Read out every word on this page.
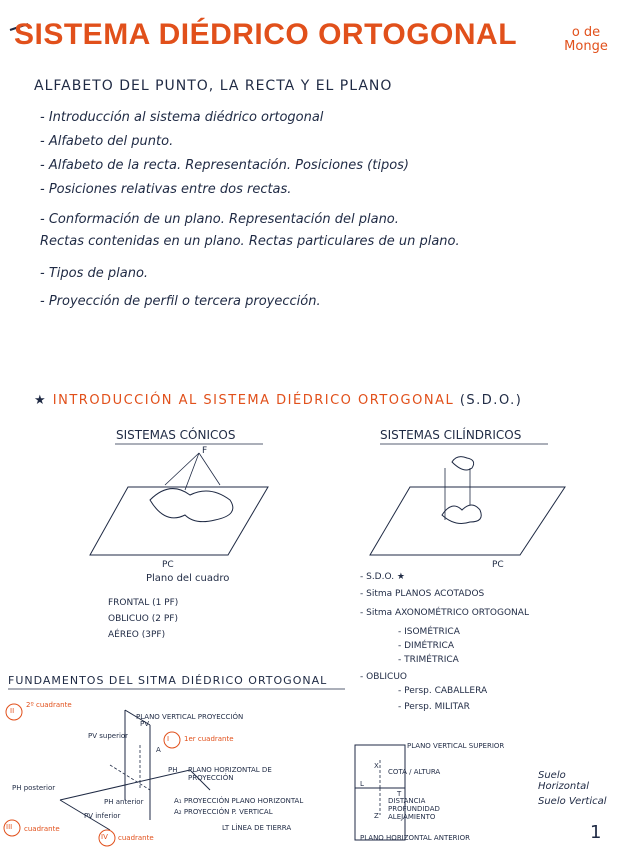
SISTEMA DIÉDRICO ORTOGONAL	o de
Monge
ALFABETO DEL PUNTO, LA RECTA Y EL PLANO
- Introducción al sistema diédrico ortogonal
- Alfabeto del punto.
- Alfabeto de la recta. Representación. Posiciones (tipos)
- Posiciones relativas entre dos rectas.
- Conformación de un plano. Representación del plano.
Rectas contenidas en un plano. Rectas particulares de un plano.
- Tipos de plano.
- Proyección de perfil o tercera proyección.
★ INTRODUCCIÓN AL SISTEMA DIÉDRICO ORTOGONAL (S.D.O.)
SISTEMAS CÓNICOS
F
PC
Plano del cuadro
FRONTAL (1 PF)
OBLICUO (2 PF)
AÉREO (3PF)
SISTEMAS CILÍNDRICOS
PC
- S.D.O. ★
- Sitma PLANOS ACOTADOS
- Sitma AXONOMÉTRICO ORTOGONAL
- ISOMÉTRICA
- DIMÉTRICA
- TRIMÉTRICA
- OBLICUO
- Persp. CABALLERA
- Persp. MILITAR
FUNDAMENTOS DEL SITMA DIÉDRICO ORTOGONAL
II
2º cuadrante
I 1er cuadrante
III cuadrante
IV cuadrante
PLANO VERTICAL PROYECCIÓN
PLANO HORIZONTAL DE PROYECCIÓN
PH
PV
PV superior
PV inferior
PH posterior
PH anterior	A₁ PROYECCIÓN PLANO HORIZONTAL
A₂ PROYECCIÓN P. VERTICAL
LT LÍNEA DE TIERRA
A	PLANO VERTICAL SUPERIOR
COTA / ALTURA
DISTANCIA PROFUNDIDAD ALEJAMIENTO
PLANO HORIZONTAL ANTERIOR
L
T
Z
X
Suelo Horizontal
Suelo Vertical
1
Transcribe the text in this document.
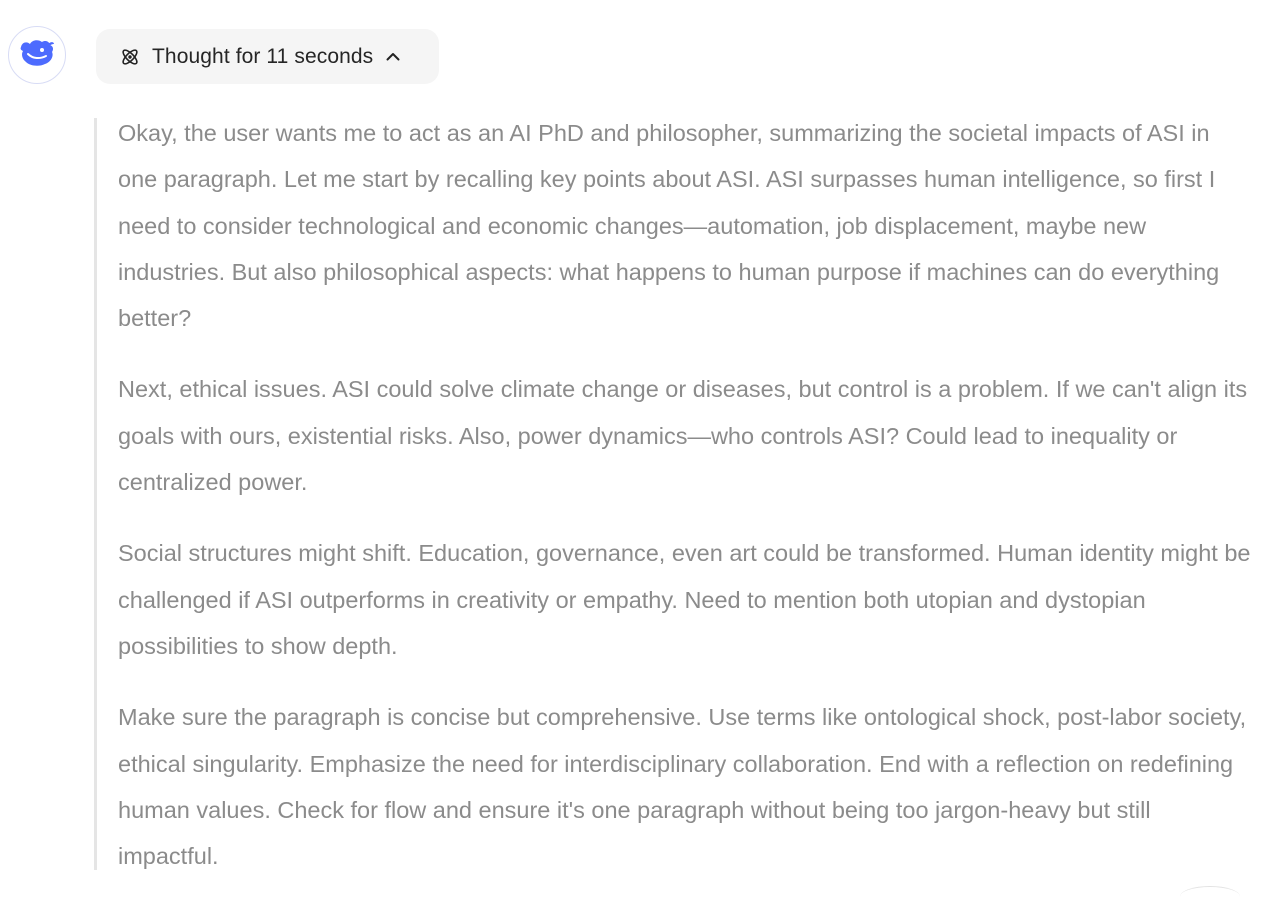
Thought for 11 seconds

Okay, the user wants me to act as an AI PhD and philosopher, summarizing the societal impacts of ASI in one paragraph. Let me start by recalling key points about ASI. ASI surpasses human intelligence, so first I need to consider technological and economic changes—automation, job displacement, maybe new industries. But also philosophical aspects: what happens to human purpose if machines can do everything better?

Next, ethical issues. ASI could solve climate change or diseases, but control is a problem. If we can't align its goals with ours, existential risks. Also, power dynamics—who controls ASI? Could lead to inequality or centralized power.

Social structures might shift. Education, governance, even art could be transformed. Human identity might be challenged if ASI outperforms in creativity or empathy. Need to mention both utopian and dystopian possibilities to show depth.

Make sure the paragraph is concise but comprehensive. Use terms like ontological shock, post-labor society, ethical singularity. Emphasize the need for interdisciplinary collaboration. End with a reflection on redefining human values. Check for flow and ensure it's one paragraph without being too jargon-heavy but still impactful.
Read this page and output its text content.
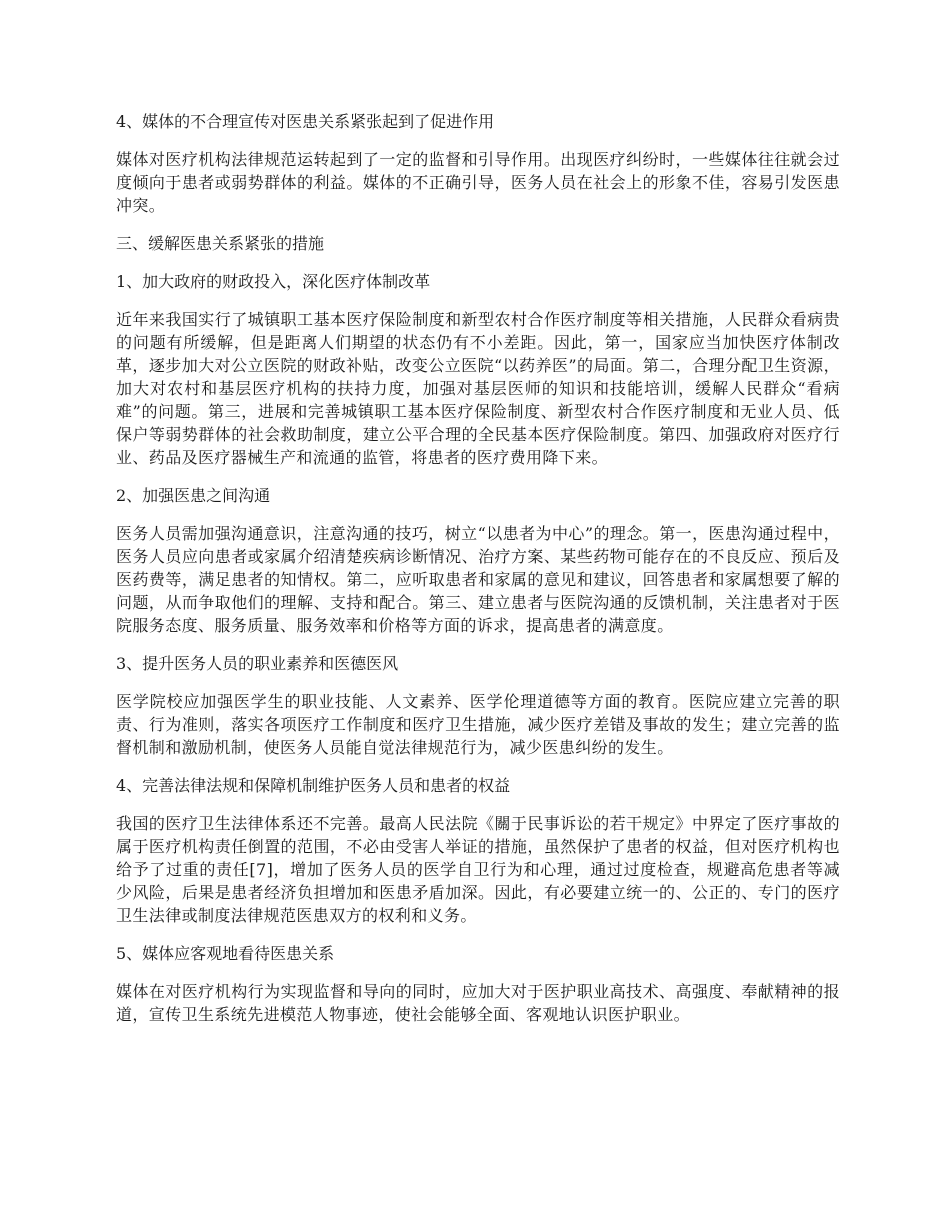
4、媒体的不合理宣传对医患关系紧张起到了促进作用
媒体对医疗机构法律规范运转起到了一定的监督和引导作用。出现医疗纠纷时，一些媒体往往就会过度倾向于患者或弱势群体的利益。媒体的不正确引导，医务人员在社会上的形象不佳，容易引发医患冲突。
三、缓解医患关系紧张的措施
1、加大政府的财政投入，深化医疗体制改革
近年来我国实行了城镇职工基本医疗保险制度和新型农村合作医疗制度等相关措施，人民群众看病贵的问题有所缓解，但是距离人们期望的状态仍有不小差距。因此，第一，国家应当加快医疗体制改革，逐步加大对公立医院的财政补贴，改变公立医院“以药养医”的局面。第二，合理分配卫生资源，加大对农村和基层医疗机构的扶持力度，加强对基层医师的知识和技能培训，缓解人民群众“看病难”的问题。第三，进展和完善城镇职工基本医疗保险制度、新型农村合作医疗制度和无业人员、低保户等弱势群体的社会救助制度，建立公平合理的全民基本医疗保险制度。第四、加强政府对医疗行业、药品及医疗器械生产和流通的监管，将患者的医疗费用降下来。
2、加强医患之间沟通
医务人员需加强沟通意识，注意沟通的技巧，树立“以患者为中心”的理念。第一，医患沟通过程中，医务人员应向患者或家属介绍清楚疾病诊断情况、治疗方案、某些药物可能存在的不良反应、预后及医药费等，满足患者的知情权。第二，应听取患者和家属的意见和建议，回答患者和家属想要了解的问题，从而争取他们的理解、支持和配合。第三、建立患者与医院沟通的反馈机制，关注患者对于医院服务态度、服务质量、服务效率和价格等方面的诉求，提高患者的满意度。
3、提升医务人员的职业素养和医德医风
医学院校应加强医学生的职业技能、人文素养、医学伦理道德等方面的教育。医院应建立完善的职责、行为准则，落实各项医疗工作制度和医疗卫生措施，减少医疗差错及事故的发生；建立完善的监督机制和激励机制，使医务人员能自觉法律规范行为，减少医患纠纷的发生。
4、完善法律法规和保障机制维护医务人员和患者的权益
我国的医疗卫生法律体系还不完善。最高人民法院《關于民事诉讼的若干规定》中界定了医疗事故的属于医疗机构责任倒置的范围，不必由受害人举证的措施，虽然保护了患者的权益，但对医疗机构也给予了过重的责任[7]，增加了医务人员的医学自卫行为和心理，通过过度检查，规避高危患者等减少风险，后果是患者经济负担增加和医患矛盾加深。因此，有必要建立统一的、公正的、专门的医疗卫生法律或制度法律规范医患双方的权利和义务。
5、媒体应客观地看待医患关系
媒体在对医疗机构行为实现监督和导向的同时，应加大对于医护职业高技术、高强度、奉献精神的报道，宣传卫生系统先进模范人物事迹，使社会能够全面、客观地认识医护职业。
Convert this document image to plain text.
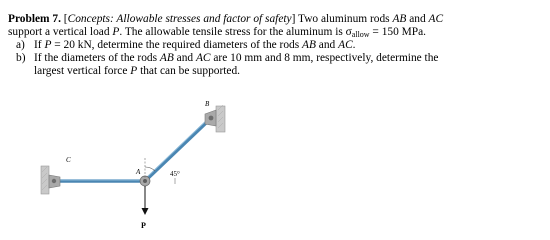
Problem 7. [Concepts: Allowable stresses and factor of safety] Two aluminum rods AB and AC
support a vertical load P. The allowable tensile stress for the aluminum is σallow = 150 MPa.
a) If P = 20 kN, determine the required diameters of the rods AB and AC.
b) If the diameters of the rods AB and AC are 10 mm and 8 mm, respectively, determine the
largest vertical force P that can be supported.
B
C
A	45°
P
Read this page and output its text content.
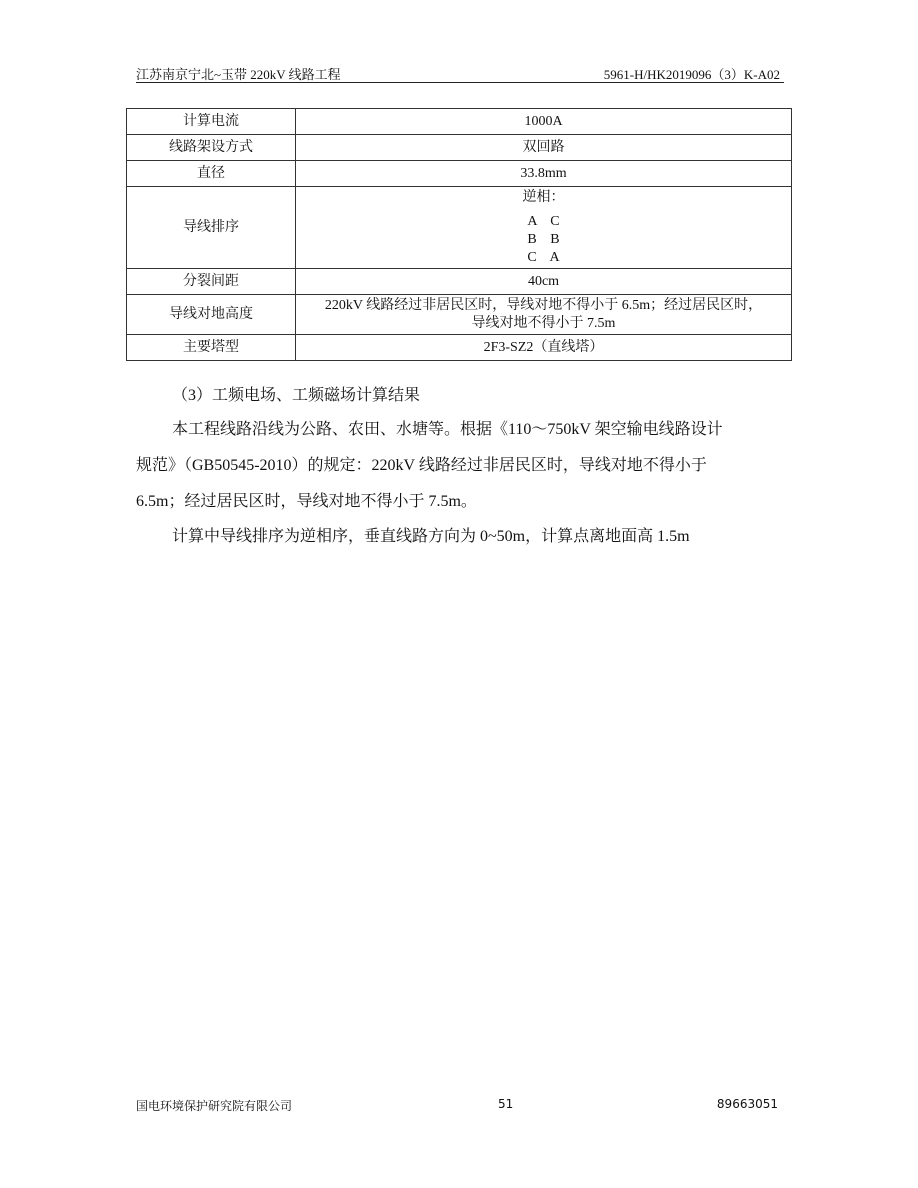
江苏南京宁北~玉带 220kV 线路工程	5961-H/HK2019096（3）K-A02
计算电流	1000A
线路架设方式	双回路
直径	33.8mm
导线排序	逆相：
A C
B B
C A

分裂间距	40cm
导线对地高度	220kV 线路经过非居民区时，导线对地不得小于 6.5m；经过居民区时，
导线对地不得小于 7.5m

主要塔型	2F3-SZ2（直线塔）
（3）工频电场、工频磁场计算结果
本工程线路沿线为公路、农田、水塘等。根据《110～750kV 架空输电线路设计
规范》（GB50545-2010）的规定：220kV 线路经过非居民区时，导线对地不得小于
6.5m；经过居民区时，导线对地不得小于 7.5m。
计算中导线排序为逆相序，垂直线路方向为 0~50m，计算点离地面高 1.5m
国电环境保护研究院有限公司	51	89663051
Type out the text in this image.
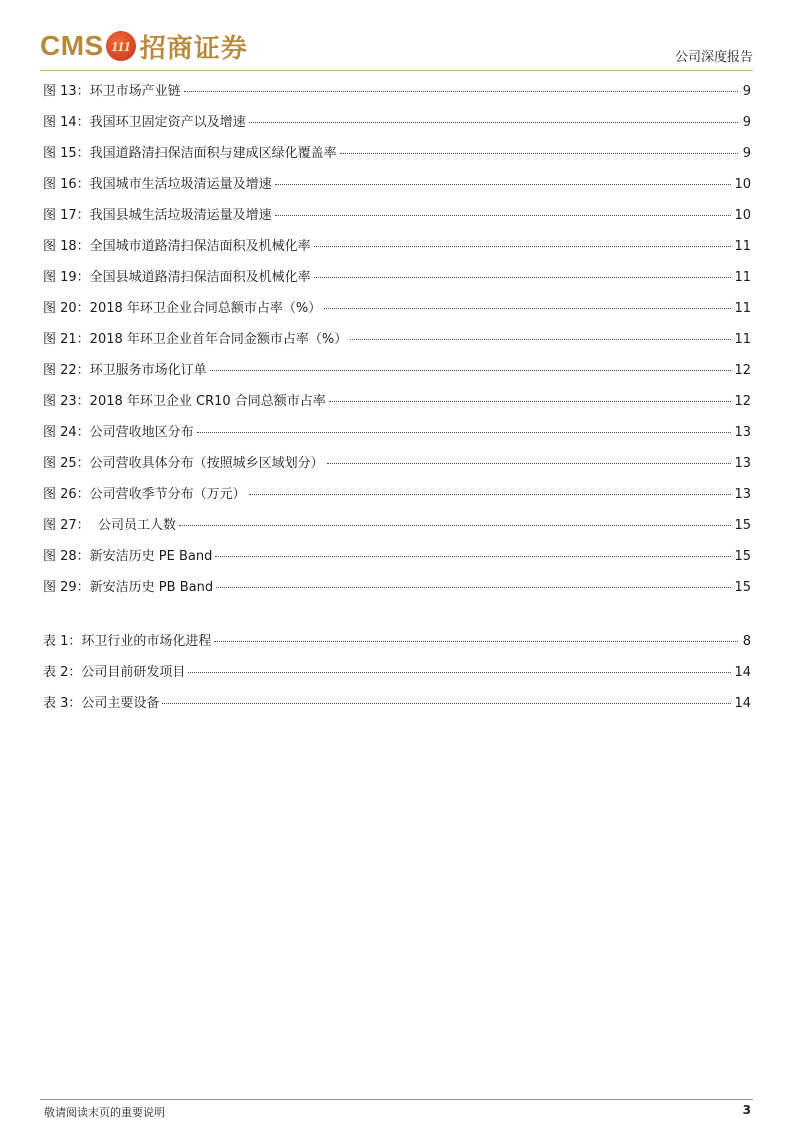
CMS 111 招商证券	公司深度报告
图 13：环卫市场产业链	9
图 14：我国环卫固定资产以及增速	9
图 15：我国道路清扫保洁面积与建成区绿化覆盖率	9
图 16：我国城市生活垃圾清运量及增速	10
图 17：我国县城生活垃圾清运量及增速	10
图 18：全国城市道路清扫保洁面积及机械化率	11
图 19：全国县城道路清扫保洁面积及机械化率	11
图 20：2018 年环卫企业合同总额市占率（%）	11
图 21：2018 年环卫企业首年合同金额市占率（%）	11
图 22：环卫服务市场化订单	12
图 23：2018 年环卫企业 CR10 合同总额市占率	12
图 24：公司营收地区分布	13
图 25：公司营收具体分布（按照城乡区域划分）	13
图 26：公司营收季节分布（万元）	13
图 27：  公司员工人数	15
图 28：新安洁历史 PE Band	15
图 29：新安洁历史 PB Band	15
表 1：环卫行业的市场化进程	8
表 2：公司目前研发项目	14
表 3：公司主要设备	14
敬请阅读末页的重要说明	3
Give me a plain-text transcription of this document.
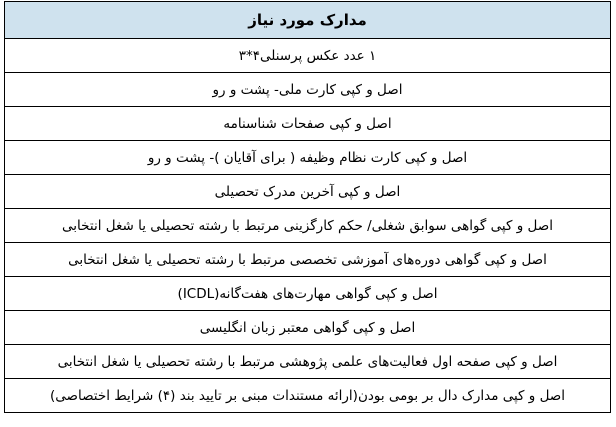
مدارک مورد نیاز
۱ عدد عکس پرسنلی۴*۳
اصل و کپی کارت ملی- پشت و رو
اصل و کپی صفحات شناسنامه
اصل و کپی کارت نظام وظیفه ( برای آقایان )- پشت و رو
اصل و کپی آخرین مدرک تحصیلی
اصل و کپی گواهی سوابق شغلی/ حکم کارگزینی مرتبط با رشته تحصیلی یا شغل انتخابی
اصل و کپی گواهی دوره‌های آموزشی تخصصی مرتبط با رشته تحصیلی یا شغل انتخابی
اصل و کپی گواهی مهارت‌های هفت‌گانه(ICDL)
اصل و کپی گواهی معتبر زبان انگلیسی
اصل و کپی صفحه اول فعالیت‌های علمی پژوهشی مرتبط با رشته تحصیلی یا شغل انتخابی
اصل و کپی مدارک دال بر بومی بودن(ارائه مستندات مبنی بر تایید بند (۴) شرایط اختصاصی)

=== SET TASK ===
Write out again, exactly, each line from the one containing "Give me a plain-text" through the last line of the entries, and omit every picture.

=== SOLUTION FOR THIS TASK ===
Give me a plain-text transcription of this document.
مدارک مورد نیاز
۱ عدد عکس پرسنلی۴*۳
اصل و کپی کارت ملی- پشت و رو
اصل و کپی صفحات شناسنامه
اصل و کپی کارت نظام وظیفه ( برای آقایان )- پشت و رو
اصل و کپی آخرین مدرک تحصیلی
اصل و کپی گواهی سوابق شغلی/ حکم کارگزینی مرتبط با رشته تحصیلی یا شغل انتخابی
اصل و کپی گواهی دوره‌های آموزشی تخصصی مرتبط با رشته تحصیلی یا شغل انتخابی
اصل و کپی گواهی مهارت‌های هفت‌گانه(ICDL)
اصل و کپی گواهی معتبر زبان انگلیسی
اصل و کپی صفحه اول فعالیت‌های علمی پژوهشی مرتبط با رشته تحصیلی یا شغل انتخابی
اصل و کپی مدارک دال بر بومی بودن(ارائه مستندات مبنی بر تایید بند (۴) شرایط اختصاصی)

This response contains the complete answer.